▶ **WRITTEN EXERCISE**:
Filter the listing and keep only the lines with the word "upper".
++++++++++
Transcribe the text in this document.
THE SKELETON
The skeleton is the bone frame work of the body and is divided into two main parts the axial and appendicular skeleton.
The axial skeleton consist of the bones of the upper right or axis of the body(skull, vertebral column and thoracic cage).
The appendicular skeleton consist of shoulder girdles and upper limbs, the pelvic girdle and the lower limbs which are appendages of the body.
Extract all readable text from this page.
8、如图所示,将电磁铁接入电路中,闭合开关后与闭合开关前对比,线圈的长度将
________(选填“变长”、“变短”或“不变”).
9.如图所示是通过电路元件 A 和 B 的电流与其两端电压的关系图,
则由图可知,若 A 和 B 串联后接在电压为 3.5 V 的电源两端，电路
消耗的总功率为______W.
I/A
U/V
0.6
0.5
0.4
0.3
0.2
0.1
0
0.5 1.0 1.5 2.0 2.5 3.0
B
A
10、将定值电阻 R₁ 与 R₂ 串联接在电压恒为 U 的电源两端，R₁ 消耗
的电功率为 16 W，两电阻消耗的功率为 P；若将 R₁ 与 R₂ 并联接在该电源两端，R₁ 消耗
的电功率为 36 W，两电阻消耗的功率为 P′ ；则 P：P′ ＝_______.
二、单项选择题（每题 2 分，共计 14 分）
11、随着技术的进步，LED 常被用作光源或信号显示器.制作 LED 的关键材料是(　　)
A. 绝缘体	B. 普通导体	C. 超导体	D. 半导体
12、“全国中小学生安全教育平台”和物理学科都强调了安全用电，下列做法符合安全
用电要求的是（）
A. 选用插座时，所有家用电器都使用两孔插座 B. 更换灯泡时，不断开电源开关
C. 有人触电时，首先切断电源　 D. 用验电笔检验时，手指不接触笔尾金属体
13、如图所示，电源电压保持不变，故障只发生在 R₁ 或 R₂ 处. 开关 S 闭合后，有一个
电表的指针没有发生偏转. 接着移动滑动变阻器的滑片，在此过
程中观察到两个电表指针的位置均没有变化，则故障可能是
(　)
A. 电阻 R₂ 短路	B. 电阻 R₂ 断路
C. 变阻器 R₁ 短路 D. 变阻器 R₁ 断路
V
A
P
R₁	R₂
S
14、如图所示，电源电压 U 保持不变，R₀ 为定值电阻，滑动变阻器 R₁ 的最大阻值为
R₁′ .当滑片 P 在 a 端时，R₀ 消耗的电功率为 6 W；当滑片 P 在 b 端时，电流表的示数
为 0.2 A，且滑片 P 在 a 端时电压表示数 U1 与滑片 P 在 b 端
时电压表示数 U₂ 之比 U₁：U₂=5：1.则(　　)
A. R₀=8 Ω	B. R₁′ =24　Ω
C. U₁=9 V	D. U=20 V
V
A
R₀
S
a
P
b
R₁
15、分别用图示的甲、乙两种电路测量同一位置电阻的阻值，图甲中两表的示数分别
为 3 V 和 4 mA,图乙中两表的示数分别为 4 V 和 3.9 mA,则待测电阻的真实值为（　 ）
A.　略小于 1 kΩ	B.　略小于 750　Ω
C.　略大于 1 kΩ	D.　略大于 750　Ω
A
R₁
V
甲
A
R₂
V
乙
++++++++++
▶ **RESPONSE BELOW**:
The axial skeleton consist of the bones of the upper right or axis of the body(skull, vertebral column and thoracic cage).
The appendicular skeleton consist of shoulder girdles and upper limbs, the pelvic girdle and the lower limbs which are appendages of the body.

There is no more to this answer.